===== INFORMATION PROVIDED =====
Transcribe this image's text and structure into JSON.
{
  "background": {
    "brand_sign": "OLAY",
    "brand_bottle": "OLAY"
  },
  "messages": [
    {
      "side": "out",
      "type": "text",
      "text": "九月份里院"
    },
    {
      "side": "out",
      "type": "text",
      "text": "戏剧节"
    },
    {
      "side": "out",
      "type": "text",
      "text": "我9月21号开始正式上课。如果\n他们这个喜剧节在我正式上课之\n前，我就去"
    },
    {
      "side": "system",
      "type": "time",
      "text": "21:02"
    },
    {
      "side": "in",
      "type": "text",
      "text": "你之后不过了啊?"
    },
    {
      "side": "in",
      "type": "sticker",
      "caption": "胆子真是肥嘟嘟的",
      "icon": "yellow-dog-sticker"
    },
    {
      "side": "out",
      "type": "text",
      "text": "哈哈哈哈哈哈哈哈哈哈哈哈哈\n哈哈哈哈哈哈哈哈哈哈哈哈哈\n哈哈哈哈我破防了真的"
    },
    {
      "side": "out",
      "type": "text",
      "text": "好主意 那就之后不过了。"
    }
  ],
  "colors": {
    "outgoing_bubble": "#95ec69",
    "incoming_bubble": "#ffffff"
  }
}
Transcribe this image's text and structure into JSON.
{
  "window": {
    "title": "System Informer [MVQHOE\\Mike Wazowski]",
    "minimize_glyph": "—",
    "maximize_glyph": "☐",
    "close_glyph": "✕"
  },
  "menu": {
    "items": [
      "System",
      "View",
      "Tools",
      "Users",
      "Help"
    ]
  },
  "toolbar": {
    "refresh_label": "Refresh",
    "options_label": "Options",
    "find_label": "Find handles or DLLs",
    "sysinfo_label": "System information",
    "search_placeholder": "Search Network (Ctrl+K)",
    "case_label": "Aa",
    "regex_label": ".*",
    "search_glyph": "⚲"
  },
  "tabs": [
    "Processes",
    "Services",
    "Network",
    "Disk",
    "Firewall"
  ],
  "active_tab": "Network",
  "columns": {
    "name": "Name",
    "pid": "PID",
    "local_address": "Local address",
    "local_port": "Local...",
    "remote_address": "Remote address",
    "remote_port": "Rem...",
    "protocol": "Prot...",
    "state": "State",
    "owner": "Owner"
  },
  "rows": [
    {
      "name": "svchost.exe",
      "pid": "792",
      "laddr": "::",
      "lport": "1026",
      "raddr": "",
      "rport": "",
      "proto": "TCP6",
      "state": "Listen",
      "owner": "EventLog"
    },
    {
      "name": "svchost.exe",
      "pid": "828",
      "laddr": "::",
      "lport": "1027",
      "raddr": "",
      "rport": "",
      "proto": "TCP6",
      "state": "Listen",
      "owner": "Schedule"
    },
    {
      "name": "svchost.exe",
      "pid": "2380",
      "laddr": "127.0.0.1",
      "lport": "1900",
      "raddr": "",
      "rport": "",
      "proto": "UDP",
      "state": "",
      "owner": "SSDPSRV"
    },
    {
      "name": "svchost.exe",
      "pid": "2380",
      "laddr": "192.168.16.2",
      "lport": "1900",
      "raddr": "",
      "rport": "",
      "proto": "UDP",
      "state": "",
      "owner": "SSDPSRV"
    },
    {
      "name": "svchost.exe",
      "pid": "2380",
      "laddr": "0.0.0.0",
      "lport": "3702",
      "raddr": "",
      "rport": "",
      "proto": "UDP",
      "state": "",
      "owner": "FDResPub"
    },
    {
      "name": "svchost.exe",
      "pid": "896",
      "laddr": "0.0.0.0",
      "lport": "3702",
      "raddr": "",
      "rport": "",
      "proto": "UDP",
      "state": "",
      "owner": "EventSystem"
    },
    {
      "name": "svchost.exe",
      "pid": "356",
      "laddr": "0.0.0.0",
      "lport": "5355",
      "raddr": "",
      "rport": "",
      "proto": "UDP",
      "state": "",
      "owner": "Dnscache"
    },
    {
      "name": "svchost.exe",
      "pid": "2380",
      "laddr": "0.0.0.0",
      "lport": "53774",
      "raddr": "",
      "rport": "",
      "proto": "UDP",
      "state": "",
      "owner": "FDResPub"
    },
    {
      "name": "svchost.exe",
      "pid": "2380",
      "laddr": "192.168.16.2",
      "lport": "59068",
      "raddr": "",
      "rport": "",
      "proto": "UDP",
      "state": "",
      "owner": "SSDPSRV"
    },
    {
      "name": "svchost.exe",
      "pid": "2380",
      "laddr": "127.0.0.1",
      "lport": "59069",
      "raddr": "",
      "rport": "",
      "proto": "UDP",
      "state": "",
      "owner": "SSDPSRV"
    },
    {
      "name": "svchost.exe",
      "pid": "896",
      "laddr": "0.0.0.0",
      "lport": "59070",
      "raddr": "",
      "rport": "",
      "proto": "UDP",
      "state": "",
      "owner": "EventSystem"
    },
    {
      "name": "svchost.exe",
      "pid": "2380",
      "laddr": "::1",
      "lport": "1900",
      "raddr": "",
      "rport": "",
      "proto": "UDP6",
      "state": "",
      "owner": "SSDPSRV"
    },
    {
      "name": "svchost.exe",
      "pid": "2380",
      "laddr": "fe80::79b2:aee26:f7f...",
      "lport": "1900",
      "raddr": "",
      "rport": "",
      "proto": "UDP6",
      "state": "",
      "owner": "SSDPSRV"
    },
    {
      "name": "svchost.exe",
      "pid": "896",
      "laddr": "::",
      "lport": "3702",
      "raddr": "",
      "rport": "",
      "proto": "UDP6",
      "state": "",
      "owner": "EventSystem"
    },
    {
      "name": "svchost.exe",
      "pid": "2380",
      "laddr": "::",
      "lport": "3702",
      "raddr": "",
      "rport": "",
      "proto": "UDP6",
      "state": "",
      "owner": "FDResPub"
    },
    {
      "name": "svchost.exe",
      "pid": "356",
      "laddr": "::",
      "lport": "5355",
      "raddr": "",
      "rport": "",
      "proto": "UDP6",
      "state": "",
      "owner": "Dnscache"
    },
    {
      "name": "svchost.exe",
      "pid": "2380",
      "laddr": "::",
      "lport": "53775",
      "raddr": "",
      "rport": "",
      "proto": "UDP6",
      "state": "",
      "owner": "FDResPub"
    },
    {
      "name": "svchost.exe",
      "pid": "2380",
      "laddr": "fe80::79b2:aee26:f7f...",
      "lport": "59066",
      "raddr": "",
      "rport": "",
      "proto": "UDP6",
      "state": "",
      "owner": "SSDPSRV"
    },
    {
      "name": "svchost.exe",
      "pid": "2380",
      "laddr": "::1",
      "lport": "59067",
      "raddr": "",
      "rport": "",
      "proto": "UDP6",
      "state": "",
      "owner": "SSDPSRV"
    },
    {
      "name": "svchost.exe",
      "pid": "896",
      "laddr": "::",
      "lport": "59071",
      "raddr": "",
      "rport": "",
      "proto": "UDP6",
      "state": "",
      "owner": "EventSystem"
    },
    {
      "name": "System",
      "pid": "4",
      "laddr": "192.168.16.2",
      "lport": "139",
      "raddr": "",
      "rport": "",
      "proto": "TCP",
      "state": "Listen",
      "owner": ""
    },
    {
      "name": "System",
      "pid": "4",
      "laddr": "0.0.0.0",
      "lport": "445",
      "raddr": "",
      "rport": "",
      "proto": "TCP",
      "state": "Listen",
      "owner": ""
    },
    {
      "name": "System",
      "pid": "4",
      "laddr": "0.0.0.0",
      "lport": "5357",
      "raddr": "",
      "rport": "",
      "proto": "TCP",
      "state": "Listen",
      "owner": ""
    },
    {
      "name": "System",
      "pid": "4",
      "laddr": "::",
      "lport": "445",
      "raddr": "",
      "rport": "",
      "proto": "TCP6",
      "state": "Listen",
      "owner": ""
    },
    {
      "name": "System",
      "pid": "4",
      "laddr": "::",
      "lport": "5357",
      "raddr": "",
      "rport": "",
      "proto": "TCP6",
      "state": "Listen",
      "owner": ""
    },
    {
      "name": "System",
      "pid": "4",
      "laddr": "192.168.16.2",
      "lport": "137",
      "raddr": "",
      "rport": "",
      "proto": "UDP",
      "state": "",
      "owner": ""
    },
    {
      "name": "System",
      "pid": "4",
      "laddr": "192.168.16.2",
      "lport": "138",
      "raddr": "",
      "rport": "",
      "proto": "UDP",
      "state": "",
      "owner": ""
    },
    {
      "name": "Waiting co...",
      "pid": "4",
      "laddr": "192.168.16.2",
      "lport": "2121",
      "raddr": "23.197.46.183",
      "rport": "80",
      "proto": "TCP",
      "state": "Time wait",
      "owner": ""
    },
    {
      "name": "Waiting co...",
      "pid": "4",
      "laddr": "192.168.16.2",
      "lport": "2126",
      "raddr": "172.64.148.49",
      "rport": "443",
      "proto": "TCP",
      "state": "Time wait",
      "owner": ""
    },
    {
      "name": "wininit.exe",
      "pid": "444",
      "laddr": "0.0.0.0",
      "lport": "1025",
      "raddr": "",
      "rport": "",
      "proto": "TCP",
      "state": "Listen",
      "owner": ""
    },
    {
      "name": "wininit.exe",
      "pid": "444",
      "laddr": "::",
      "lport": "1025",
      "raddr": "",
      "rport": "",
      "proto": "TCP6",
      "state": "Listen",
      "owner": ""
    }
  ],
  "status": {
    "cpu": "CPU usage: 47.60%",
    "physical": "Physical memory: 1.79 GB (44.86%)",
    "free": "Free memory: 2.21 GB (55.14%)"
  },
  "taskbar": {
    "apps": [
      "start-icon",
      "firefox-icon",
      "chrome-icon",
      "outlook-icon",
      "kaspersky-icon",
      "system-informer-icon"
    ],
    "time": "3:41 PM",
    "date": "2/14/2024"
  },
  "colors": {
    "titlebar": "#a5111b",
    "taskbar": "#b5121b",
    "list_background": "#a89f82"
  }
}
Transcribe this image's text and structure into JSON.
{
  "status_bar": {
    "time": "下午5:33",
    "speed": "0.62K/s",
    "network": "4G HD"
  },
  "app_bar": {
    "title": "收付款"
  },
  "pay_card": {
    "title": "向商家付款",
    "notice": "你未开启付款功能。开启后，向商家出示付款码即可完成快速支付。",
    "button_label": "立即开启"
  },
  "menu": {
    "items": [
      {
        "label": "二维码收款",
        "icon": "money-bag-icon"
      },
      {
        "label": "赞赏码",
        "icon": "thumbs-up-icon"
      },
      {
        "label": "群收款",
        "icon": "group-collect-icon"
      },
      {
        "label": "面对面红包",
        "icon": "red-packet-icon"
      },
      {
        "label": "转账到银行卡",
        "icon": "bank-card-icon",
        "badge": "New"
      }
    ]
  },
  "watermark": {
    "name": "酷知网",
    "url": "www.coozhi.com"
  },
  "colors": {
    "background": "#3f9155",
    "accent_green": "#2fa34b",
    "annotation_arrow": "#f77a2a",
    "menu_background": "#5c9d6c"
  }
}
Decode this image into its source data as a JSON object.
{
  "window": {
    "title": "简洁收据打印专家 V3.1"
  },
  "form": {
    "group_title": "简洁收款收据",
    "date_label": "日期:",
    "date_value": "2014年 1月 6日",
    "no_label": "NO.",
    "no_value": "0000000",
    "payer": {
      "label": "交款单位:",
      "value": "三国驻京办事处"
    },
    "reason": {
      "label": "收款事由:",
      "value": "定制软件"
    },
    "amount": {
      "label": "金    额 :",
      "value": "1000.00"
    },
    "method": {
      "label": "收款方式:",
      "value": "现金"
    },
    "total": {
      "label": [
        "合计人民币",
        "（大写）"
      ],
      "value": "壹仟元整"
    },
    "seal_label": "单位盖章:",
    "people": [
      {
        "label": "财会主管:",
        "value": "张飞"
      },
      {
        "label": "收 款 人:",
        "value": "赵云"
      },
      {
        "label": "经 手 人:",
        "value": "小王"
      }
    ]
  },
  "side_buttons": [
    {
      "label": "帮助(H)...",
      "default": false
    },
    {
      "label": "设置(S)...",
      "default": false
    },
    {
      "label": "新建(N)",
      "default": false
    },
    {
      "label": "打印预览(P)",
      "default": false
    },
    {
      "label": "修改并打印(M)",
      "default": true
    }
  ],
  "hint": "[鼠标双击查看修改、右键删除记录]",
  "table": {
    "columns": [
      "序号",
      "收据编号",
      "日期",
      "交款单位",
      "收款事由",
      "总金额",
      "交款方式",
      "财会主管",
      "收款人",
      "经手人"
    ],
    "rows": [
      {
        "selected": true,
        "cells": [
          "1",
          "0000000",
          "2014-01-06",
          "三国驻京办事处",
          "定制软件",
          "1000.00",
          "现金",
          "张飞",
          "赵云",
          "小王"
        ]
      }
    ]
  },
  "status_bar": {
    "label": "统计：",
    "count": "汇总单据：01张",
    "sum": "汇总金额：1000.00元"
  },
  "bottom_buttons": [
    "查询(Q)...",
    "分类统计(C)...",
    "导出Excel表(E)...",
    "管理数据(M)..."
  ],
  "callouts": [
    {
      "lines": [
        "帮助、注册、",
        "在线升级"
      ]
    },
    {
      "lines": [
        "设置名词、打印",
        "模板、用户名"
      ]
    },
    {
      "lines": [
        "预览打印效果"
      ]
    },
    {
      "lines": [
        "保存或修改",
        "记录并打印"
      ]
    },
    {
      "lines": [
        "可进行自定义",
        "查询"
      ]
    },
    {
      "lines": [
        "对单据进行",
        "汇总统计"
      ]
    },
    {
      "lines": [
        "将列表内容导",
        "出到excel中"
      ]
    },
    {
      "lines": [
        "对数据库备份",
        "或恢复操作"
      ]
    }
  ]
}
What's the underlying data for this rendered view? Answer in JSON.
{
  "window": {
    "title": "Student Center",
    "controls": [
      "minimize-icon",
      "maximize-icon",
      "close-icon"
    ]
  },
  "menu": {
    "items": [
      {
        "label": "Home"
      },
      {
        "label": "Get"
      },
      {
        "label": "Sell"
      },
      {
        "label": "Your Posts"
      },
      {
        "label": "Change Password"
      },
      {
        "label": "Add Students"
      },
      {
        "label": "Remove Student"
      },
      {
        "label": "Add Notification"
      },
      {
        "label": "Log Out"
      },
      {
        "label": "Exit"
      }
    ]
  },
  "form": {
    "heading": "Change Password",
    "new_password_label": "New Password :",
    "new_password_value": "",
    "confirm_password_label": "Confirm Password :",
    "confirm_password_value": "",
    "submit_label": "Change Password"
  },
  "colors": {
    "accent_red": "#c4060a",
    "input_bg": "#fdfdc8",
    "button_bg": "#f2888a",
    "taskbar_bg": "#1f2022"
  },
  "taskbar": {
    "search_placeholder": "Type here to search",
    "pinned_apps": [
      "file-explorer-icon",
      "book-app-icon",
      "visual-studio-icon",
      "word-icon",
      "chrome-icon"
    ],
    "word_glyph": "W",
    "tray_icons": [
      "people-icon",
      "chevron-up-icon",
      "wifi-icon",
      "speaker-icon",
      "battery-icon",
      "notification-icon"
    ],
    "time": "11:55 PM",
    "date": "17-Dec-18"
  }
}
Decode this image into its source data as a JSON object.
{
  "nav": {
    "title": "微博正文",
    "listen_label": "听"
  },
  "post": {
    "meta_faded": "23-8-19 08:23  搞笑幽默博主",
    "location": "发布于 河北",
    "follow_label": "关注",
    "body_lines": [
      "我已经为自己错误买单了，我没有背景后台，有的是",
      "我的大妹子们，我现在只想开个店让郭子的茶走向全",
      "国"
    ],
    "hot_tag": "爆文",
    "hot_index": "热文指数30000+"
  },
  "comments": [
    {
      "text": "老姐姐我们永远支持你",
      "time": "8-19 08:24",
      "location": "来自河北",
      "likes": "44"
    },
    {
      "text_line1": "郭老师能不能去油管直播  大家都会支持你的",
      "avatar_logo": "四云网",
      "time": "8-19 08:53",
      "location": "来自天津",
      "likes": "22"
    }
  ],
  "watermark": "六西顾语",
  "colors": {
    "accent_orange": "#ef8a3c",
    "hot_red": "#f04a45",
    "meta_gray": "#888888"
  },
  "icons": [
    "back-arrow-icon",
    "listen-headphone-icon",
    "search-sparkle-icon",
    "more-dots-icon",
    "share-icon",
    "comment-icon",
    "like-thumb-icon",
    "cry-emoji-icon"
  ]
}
=====
# STATED TASK
Where a line above contains the string "Change", copy that line.

# COMPLETED TASK
        "label": "Change Password"
    "heading": "Change Password",
    "submit_label": "Change Password"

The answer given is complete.